◆ What is needed
Leave out the images and repeat the listing below without a single change.

Dataset items
"""
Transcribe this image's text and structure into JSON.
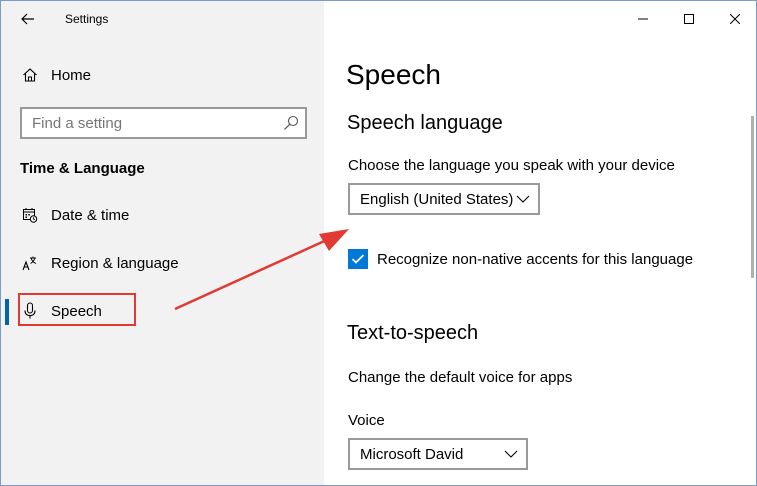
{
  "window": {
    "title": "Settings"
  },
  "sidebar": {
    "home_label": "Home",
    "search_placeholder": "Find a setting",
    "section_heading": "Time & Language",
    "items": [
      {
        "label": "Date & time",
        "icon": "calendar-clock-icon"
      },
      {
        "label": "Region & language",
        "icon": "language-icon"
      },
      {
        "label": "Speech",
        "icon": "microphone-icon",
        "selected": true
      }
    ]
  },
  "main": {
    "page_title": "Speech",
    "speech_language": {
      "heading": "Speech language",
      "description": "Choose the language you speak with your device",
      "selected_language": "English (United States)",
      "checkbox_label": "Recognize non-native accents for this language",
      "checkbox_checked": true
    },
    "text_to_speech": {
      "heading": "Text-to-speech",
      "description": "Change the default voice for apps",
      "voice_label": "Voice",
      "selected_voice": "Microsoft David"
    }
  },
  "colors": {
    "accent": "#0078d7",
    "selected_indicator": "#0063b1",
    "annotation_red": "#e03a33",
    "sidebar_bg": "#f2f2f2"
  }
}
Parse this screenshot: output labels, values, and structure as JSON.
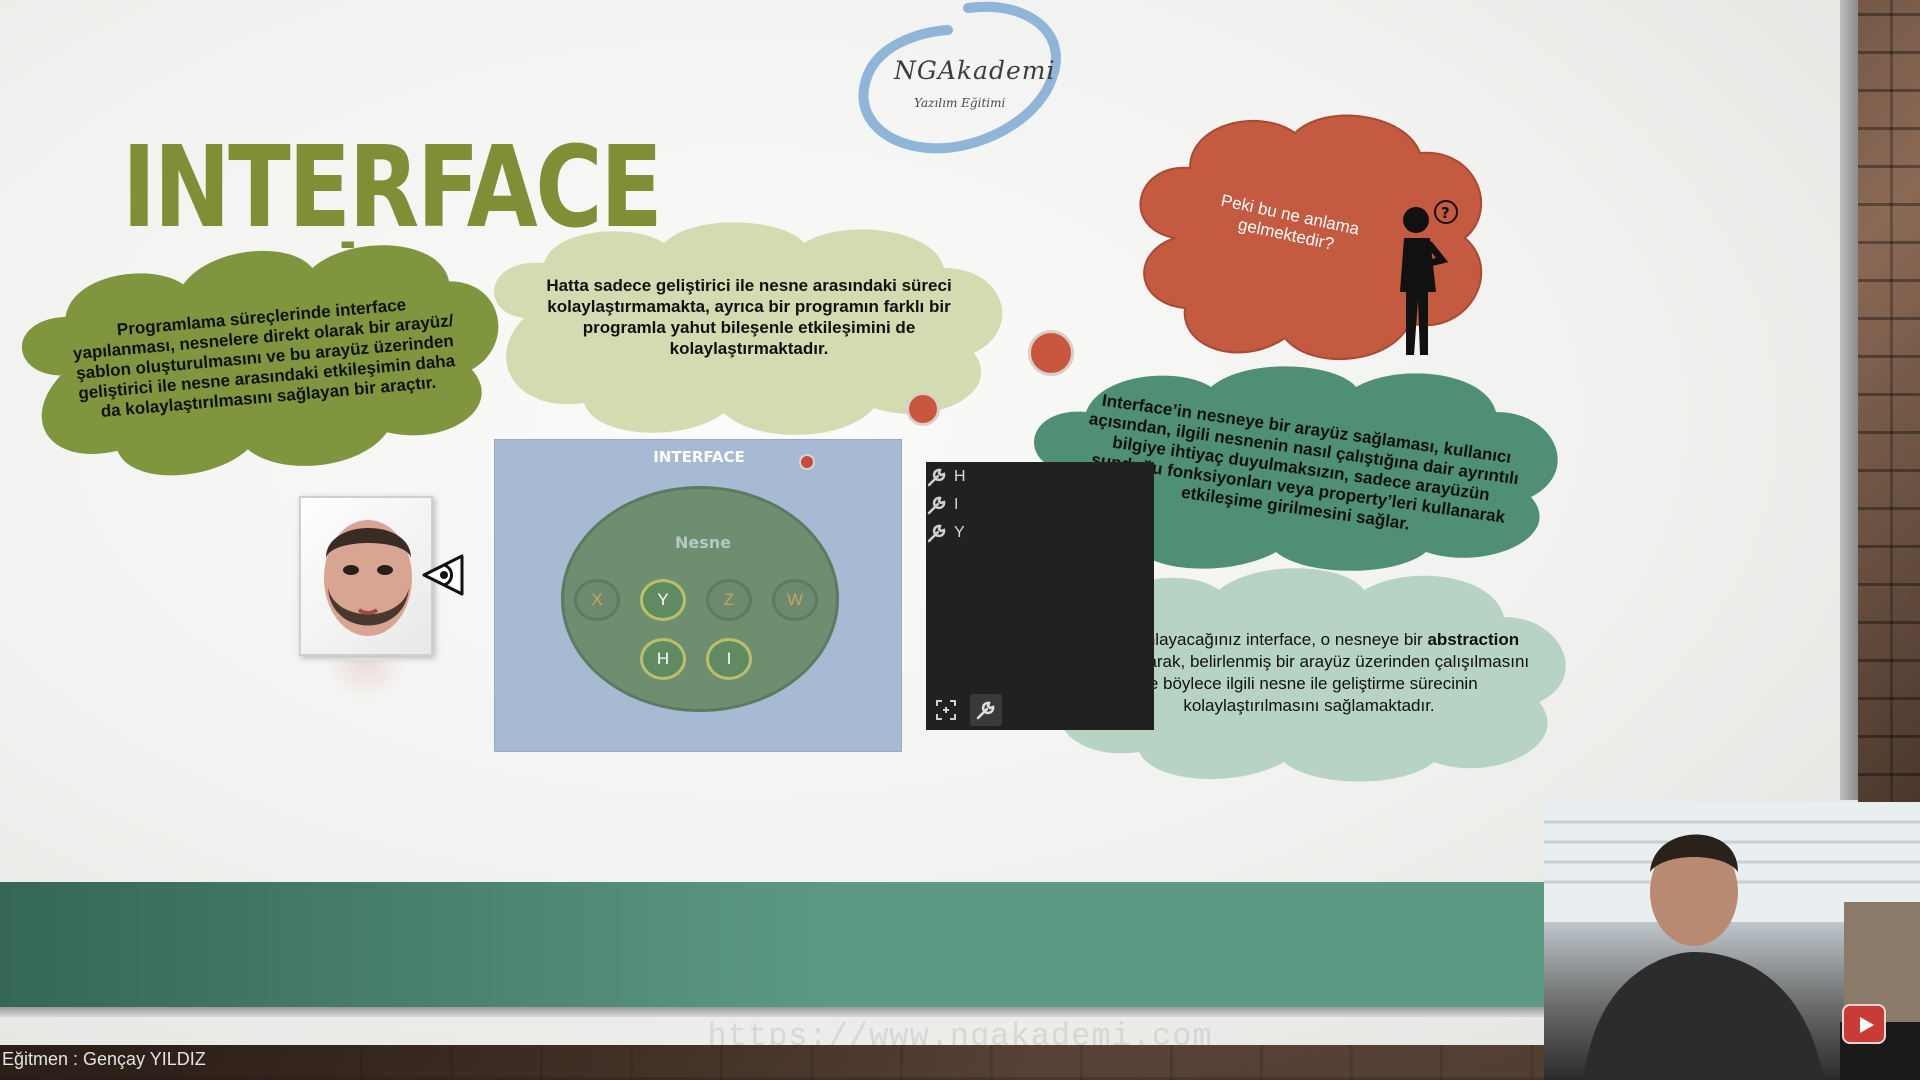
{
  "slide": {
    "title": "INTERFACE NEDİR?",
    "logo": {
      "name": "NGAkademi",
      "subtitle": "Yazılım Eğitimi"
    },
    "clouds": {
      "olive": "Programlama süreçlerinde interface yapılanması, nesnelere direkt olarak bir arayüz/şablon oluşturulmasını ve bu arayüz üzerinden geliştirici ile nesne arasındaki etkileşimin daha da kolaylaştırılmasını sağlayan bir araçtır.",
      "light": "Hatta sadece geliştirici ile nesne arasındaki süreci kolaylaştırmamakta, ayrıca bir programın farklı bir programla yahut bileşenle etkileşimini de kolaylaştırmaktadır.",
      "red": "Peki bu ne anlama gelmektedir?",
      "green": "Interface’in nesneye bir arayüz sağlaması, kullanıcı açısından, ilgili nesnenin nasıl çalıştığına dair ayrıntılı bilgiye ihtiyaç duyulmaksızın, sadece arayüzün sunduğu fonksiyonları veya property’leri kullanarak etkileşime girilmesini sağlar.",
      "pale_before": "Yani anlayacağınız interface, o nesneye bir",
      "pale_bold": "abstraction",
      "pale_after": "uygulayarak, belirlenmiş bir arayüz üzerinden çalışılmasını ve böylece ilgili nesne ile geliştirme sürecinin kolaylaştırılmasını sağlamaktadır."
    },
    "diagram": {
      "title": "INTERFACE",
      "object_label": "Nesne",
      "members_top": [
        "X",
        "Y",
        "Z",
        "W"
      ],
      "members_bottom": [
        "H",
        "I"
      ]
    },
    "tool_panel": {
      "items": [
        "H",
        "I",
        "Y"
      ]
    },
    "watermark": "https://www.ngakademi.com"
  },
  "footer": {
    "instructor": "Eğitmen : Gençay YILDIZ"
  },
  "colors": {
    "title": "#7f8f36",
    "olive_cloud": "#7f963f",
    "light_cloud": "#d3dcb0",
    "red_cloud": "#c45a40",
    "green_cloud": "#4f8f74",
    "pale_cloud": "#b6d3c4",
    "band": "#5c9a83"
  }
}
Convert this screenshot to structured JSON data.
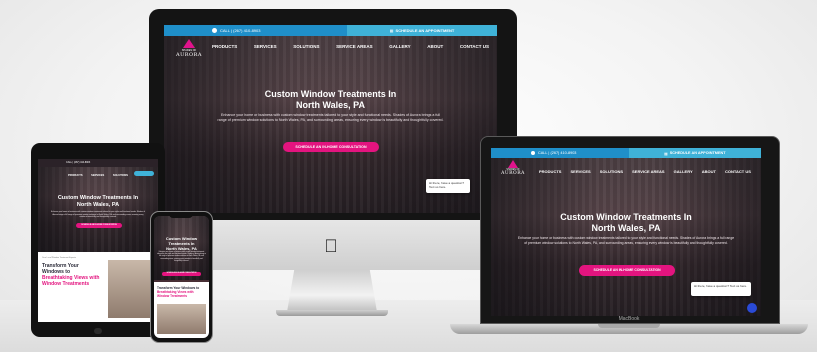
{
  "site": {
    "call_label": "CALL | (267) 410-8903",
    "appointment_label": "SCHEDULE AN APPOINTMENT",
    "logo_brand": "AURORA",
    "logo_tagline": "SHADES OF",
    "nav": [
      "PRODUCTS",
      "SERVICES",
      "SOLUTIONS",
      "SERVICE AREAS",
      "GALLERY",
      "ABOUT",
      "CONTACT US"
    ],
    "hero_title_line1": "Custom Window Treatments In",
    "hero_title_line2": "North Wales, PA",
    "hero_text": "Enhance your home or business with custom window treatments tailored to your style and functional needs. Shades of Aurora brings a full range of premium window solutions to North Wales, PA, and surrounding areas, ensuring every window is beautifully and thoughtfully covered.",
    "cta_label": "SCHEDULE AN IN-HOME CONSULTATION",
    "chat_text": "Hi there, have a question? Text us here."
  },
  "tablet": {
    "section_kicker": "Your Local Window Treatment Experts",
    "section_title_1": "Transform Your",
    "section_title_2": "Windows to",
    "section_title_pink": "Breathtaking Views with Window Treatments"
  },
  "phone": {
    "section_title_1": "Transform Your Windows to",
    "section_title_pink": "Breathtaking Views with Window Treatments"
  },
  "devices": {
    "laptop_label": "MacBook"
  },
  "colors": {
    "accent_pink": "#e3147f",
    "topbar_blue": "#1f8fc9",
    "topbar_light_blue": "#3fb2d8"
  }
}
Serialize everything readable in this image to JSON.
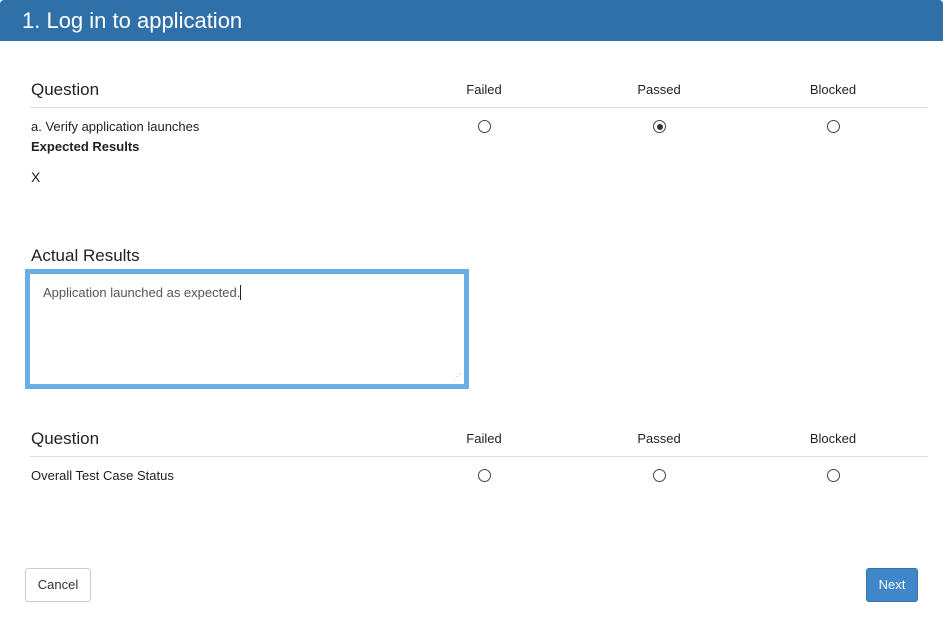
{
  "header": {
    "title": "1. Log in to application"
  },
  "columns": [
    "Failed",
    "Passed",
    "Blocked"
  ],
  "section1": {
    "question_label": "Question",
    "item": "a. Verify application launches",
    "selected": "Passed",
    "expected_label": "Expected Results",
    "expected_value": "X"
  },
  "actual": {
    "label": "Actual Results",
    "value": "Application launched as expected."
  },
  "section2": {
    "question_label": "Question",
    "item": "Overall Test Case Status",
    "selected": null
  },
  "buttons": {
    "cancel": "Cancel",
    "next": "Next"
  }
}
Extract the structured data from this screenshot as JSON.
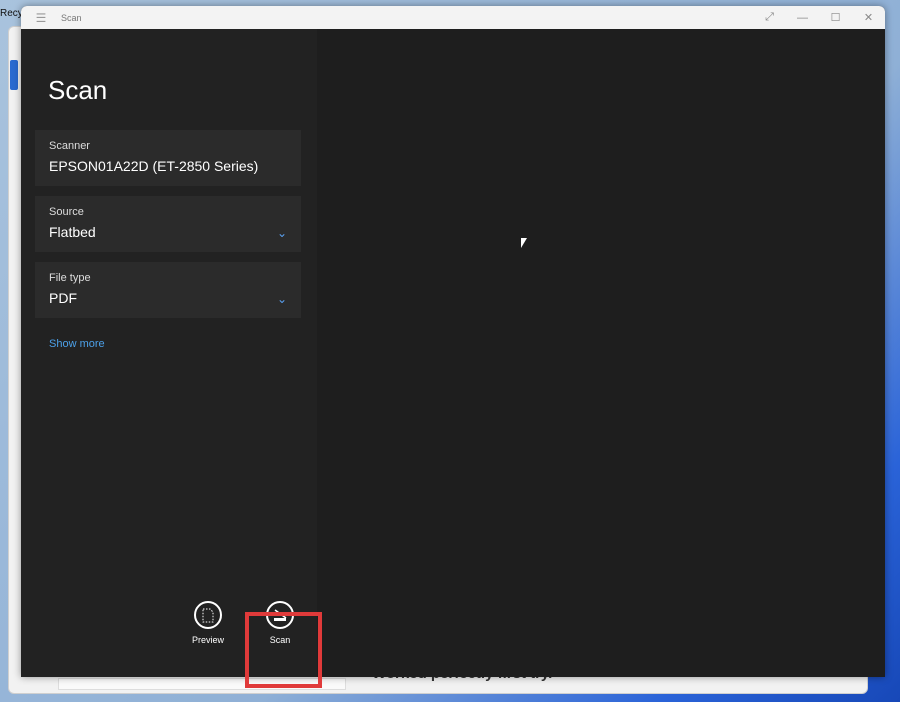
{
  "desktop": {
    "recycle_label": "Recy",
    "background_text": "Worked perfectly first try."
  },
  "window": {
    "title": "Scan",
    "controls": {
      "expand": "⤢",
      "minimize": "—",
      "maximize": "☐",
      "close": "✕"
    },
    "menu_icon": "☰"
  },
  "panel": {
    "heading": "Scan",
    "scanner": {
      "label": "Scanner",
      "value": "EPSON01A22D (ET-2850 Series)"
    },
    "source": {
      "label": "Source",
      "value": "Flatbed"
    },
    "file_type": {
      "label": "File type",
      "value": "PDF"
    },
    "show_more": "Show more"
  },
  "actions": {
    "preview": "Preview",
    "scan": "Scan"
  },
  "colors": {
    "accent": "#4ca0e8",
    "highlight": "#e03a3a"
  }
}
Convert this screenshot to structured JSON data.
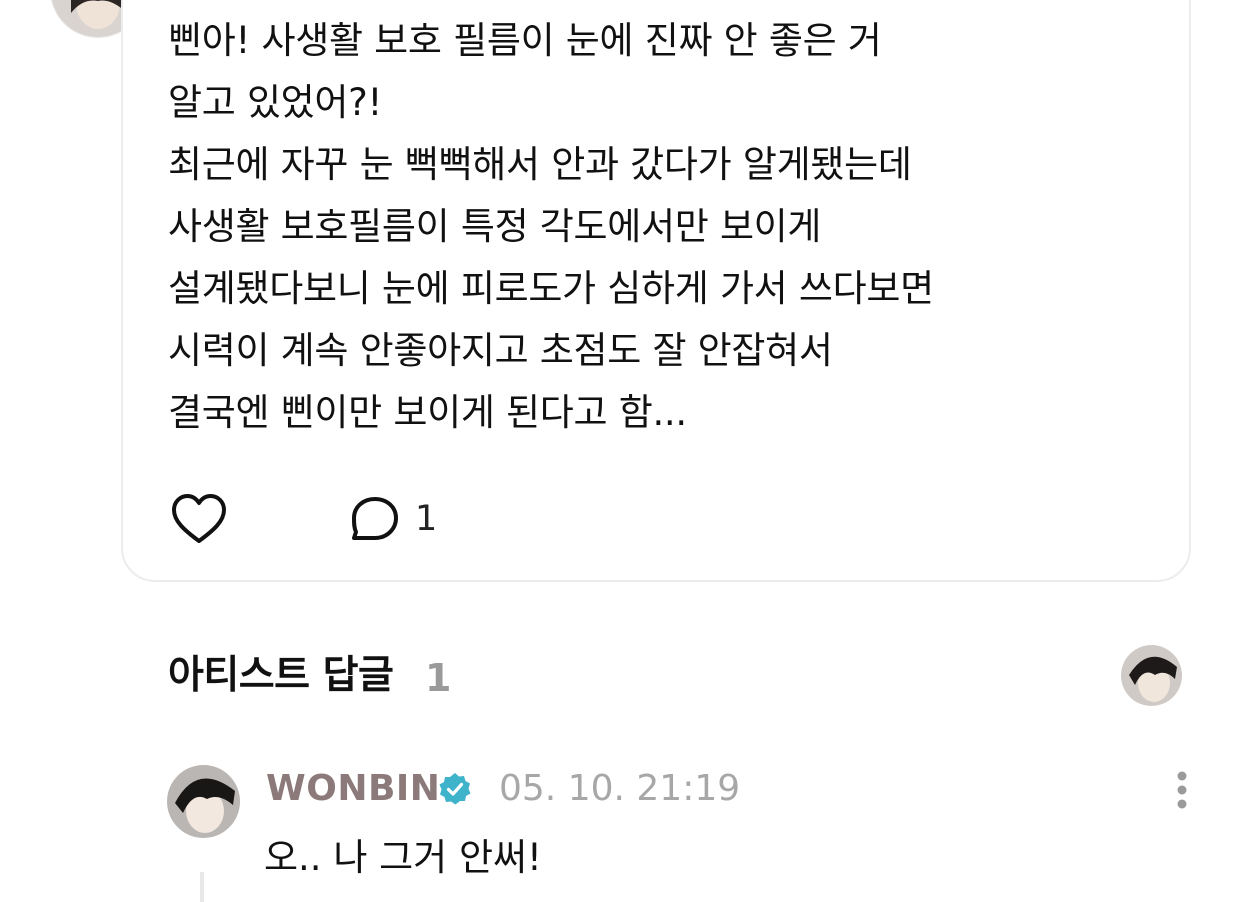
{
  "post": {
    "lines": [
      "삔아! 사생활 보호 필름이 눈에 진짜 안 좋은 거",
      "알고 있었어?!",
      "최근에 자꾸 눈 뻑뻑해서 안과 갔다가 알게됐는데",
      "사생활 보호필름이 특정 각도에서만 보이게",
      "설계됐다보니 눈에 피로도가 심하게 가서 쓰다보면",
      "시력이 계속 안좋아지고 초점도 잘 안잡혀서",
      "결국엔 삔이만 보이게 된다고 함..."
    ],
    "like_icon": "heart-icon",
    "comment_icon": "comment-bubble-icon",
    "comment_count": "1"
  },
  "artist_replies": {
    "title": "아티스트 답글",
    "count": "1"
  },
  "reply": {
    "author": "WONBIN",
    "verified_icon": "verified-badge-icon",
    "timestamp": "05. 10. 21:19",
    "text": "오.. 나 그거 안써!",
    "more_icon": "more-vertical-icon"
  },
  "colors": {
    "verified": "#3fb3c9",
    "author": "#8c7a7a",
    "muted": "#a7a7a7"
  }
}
"""
◆ Task solution
Transcribe this image's text and structure into JSON.
{
  "window": {
    "title": "Settings"
  },
  "sidebar": {
    "home_label": "Home",
    "search_placeholder": "Find a setting",
    "section_heading": "Time & Language",
    "items": [
      {
        "label": "Date & time",
        "icon": "calendar-clock-icon"
      },
      {
        "label": "Region & language",
        "icon": "language-icon"
      },
      {
        "label": "Speech",
        "icon": "microphone-icon",
        "selected": true
      }
    ]
  },
  "main": {
    "page_title": "Speech",
    "speech_language": {
      "heading": "Speech language",
      "description": "Choose the language you speak with your device",
      "selected_language": "English (United States)",
      "checkbox_label": "Recognize non-native accents for this language",
      "checkbox_checked": true
    },
    "text_to_speech": {
      "heading": "Text-to-speech",
      "description": "Change the default voice for apps",
      "voice_label": "Voice",
      "selected_voice": "Microsoft David"
    }
  },
  "colors": {
    "accent": "#0078d7",
    "selected_indicator": "#0063b1",
    "annotation_red": "#e03a33",
    "sidebar_bg": "#f2f2f2"
  }
}
Parse this screenshot: output labels, values, and structure as JSON.
{
  "slide": {
    "title": "INTERFACE NEDİR?",
    "logo": {
      "name": "NGAkademi",
      "subtitle": "Yazılım Eğitimi"
    },
    "clouds": {
      "olive": "Programlama süreçlerinde interface yapılanması, nesnelere direkt olarak bir arayüz/şablon oluşturulmasını ve bu arayüz üzerinden geliştirici ile nesne arasındaki etkileşimin daha da kolaylaştırılmasını sağlayan bir araçtır.",
      "light": "Hatta sadece geliştirici ile nesne arasındaki süreci kolaylaştırmamakta, ayrıca bir programın farklı bir programla yahut bileşenle etkileşimini de kolaylaştırmaktadır.",
      "red": "Peki bu ne anlama gelmektedir?",
      "green": "Interface’in nesneye bir arayüz sağlaması, kullanıcı açısından, ilgili nesnenin nasıl çalıştığına dair ayrıntılı bilgiye ihtiyaç duyulmaksızın, sadece arayüzün sunduğu fonksiyonları veya property’leri kullanarak etkileşime girilmesini sağlar.",
      "pale_before": "Yani anlayacağınız interface, o nesneye bir",
      "pale_bold": "abstraction",
      "pale_after": "uygulayarak, belirlenmiş bir arayüz üzerinden çalışılmasını ve böylece ilgili nesne ile geliştirme sürecinin kolaylaştırılmasını sağlamaktadır."
    },
    "diagram": {
      "title": "INTERFACE",
      "object_label": "Nesne",
      "members_top": [
        "X",
        "Y",
        "Z",
        "W"
      ],
      "members_bottom": [
        "H",
        "I"
      ]
    },
    "tool_panel": {
      "items": [
        "H",
        "I",
        "Y"
      ]
    },
    "watermark": "https://www.ngakademi.com"
  },
  "footer": {
    "instructor": "Eğitmen : Gençay YILDIZ"
  },
  "colors": {
    "title": "#7f8f36",
    "olive_cloud": "#7f963f",
    "light_cloud": "#d3dcb0",
    "red_cloud": "#c45a40",
    "green_cloud": "#4f8f74",
    "pale_cloud": "#b6d3c4",
    "band": "#5c9a83"
  }
}
Convert this screenshot to structured JSON data.
{
  "site": {
    "call_label": "CALL | (267) 410-8903",
    "appointment_label": "SCHEDULE AN APPOINTMENT",
    "logo_brand": "AURORA",
    "logo_tagline": "SHADES OF",
    "nav": [
      "PRODUCTS",
      "SERVICES",
      "SOLUTIONS",
      "SERVICE AREAS",
      "GALLERY",
      "ABOUT",
      "CONTACT US"
    ],
    "hero_title_line1": "Custom Window Treatments In",
    "hero_title_line2": "North Wales, PA",
    "hero_text": "Enhance your home or business with custom window treatments tailored to your style and functional needs. Shades of Aurora brings a full range of premium window solutions to North Wales, PA, and surrounding areas, ensuring every window is beautifully and thoughtfully covered.",
    "cta_label": "SCHEDULE AN IN-HOME CONSULTATION",
    "chat_text": "Hi there, have a question? Text us here."
  },
  "tablet": {
    "section_kicker": "Your Local Window Treatment Experts",
    "section_title_1": "Transform Your",
    "section_title_2": "Windows to",
    "section_title_pink": "Breathtaking Views with Window Treatments"
  },
  "phone": {
    "section_title_1": "Transform Your Windows to",
    "section_title_pink": "Breathtaking Views with Window Treatments"
  },
  "devices": {
    "laptop_label": "MacBook"
  },
  "colors": {
    "accent_pink": "#e3147f",
    "topbar_blue": "#1f8fc9",
    "topbar_light_blue": "#3fb2d8"
  }
}
Serialize everything readable in this image to JSON.
{
  "header": {
    "title": "1. Log in to application"
  },
  "columns": [
    "Failed",
    "Passed",
    "Blocked"
  ],
  "section1": {
    "question_label": "Question",
    "item": "a. Verify application launches",
    "selected": "Passed",
    "expected_label": "Expected Results",
    "expected_value": "X"
  },
  "actual": {
    "label": "Actual Results",
    "value": "Application launched as expected."
  },
  "section2": {
    "question_label": "Question",
    "item": "Overall Test Case Status",
    "selected": null
  },
  "buttons": {
    "cancel": "Cancel",
    "next": "Next"
  }
}
Extract the structured data from this screenshot as JSON.
{
  "desktop": {
    "recycle_label": "Recy",
    "background_text": "Worked perfectly first try."
  },
  "window": {
    "title": "Scan",
    "controls": {
      "expand": "⤢",
      "minimize": "—",
      "maximize": "☐",
      "close": "✕"
    },
    "menu_icon": "☰"
  },
  "panel": {
    "heading": "Scan",
    "scanner": {
      "label": "Scanner",
      "value": "EPSON01A22D (ET-2850 Series)"
    },
    "source": {
      "label": "Source",
      "value": "Flatbed"
    },
    "file_type": {
      "label": "File type",
      "value": "PDF"
    },
    "show_more": "Show more"
  },
  "actions": {
    "preview": "Preview",
    "scan": "Scan"
  },
  "colors": {
    "accent": "#4ca0e8",
    "highlight": "#e03a3a"
  }
}
Convert this screenshot to structured JSON data.
{
  "post": {
    "lines": [
      "삔아! 사생활 보호 필름이 눈에 진짜 안 좋은 거",
      "알고 있었어?!",
      "최근에 자꾸 눈 뻑뻑해서 안과 갔다가 알게됐는데",
      "사생활 보호필름이 특정 각도에서만 보이게",
      "설계됐다보니 눈에 피로도가 심하게 가서 쓰다보면",
      "시력이 계속 안좋아지고 초점도 잘 안잡혀서",
      "결국엔 삔이만 보이게 된다고 함..."
    ],
    "like_icon": "heart-icon",
    "comment_icon": "comment-bubble-icon",
    "comment_count": "1"
  },
  "artist_replies": {
    "title": "아티스트 답글",
    "count": "1"
  },
  "reply": {
    "author": "WONBIN",
    "verified_icon": "verified-badge-icon",
    "timestamp": "05. 10. 21:19",
    "text": "오.. 나 그거 안써!",
    "more_icon": "more-vertical-icon"
  },
  "colors": {
    "verified": "#3fb3c9",
    "author": "#8c7a7a",
    "muted": "#a7a7a7"
  }
}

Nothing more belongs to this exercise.